» **WHAT IS NEEDED**
List each line of the data that holds the string "JSON", please.

[Start ITEMS]

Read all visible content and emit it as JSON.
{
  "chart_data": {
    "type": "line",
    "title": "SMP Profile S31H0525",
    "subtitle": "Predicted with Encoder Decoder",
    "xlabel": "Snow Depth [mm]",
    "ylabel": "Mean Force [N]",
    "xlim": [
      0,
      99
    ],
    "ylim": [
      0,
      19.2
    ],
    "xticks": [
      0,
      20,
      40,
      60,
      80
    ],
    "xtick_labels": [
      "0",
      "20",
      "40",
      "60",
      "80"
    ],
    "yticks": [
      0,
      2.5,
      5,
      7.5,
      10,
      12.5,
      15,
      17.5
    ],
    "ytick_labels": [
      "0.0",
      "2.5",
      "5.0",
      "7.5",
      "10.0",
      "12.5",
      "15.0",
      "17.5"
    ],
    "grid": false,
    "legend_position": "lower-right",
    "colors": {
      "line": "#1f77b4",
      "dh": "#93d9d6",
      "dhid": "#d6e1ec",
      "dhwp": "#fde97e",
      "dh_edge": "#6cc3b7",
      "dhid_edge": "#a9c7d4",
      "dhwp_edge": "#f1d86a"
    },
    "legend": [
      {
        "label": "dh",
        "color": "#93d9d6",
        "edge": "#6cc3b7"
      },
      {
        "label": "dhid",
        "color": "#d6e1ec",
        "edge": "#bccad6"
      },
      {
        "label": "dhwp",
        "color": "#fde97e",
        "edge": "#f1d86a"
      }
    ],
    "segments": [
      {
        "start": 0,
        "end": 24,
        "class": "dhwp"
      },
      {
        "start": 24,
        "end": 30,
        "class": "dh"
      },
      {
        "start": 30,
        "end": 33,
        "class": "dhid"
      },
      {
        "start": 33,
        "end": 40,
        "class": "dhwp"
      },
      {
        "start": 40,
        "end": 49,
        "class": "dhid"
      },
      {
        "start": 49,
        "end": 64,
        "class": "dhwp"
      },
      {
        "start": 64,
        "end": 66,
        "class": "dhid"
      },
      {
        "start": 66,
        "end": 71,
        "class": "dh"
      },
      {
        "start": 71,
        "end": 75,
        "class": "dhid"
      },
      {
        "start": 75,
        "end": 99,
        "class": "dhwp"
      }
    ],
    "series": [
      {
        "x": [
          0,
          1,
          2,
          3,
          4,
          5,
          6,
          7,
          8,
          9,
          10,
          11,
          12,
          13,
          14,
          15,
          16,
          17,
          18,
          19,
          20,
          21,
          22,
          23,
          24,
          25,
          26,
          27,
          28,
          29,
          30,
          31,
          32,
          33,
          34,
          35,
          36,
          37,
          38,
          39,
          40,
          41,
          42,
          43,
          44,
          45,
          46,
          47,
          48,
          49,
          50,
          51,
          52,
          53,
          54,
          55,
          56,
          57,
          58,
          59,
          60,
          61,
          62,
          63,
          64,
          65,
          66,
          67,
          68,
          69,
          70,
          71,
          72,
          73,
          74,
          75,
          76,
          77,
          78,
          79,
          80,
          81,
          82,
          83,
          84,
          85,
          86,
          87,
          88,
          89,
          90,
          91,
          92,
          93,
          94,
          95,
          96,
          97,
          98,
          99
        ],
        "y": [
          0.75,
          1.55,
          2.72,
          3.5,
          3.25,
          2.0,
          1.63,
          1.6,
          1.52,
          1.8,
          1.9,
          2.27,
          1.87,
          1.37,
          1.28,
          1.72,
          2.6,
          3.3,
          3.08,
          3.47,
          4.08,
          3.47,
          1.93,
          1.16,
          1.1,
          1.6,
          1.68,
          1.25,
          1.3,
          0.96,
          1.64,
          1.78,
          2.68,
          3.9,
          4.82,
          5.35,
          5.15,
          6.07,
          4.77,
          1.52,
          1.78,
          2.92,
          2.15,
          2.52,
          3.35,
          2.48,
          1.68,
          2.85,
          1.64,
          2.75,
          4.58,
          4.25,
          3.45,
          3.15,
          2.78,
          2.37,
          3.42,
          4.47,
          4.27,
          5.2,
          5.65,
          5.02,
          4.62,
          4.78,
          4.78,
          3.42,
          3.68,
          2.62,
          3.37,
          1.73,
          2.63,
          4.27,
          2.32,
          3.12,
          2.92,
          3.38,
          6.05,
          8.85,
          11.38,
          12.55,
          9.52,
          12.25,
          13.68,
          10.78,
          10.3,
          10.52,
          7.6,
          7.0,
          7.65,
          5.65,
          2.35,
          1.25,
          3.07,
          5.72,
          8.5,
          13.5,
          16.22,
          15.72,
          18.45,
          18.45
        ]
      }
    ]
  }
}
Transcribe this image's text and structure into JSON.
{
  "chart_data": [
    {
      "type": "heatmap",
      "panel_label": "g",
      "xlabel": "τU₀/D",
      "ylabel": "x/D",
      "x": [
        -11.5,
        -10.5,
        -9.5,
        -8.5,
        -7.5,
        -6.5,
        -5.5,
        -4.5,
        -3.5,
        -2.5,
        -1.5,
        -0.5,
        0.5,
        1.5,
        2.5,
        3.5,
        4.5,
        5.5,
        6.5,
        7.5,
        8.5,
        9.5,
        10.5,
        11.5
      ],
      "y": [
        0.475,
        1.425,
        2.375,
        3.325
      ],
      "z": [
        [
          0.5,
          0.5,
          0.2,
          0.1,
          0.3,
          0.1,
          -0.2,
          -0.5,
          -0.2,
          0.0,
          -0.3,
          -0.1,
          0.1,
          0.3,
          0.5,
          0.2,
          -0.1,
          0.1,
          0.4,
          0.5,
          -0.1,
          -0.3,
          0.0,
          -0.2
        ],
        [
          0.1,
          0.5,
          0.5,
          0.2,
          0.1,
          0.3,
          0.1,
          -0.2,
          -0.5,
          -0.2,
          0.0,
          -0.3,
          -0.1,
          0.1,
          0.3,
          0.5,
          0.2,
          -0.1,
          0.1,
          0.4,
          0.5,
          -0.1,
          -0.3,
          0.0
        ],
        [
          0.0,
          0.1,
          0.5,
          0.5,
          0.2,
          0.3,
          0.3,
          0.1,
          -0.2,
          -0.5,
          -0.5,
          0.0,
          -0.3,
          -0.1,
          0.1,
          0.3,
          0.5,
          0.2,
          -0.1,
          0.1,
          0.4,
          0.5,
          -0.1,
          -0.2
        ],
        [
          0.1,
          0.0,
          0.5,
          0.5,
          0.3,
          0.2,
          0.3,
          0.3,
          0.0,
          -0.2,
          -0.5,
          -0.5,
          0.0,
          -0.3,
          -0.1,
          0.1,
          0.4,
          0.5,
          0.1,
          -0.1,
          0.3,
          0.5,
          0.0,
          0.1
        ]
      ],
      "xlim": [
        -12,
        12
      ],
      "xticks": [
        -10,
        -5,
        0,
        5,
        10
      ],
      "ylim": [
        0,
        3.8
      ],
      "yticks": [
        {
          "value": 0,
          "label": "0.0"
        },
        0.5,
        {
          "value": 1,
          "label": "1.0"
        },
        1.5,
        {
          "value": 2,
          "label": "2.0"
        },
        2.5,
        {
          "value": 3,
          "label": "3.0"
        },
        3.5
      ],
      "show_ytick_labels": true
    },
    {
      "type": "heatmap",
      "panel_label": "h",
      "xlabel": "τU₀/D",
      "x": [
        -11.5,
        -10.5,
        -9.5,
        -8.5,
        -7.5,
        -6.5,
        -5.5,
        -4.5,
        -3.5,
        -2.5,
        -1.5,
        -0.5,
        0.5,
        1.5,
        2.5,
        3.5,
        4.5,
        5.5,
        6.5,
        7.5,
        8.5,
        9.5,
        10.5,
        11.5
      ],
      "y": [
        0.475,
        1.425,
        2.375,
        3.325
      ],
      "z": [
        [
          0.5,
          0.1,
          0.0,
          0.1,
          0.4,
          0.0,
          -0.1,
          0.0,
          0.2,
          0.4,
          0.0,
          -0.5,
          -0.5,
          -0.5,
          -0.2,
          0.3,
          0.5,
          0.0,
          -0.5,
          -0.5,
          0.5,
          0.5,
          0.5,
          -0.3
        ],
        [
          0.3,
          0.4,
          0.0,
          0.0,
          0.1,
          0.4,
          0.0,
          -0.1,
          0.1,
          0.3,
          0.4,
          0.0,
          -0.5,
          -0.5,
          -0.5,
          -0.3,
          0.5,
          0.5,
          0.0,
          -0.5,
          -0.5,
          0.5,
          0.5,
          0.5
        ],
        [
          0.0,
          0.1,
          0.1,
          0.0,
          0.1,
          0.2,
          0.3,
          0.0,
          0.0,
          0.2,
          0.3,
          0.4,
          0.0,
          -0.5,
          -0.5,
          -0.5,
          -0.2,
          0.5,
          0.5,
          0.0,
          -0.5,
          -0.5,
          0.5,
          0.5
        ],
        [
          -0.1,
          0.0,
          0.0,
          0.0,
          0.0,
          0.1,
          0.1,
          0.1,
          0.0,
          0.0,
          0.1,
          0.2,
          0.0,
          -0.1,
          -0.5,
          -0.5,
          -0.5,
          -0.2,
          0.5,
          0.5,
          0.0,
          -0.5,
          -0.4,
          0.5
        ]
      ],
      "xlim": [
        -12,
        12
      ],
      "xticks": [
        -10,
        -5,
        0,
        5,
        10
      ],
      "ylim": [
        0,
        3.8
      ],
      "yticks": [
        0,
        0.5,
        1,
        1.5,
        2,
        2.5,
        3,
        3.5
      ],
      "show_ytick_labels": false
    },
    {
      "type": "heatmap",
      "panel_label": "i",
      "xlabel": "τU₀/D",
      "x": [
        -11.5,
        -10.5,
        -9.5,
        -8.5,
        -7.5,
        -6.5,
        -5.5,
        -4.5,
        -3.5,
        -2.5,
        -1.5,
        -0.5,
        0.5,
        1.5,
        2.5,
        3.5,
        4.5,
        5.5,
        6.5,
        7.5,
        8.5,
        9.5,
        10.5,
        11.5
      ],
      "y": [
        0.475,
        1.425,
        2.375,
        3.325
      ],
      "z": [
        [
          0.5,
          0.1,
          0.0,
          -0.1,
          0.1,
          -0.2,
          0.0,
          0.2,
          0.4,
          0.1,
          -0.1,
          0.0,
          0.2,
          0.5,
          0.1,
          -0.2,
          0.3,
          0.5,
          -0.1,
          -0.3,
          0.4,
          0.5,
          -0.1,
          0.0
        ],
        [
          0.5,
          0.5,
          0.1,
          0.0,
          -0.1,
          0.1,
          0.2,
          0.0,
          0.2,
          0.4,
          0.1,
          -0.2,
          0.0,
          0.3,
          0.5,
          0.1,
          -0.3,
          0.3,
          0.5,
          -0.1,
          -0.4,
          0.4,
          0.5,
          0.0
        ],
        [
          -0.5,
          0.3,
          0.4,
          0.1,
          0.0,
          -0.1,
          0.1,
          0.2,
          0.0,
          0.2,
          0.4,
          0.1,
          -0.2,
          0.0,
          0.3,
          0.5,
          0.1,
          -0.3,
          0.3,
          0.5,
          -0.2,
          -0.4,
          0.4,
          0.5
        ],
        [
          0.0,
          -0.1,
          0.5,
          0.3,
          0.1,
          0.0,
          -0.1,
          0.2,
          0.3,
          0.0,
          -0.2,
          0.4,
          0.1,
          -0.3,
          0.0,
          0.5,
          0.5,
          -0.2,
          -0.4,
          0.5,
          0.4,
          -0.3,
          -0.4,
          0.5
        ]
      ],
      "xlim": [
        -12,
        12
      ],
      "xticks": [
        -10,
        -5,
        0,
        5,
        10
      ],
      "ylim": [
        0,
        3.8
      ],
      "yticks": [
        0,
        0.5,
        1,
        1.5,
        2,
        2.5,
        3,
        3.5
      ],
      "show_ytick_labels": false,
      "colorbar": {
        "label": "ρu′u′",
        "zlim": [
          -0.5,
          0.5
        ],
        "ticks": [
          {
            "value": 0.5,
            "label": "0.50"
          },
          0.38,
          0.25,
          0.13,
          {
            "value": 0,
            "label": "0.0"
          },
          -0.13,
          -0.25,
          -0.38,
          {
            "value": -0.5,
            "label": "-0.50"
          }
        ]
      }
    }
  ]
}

[End ITEMS]

» **WRITTEN SOLUTION**
Read all visible content and emit it as JSON.
Transcribe this image's text and structure into JSON.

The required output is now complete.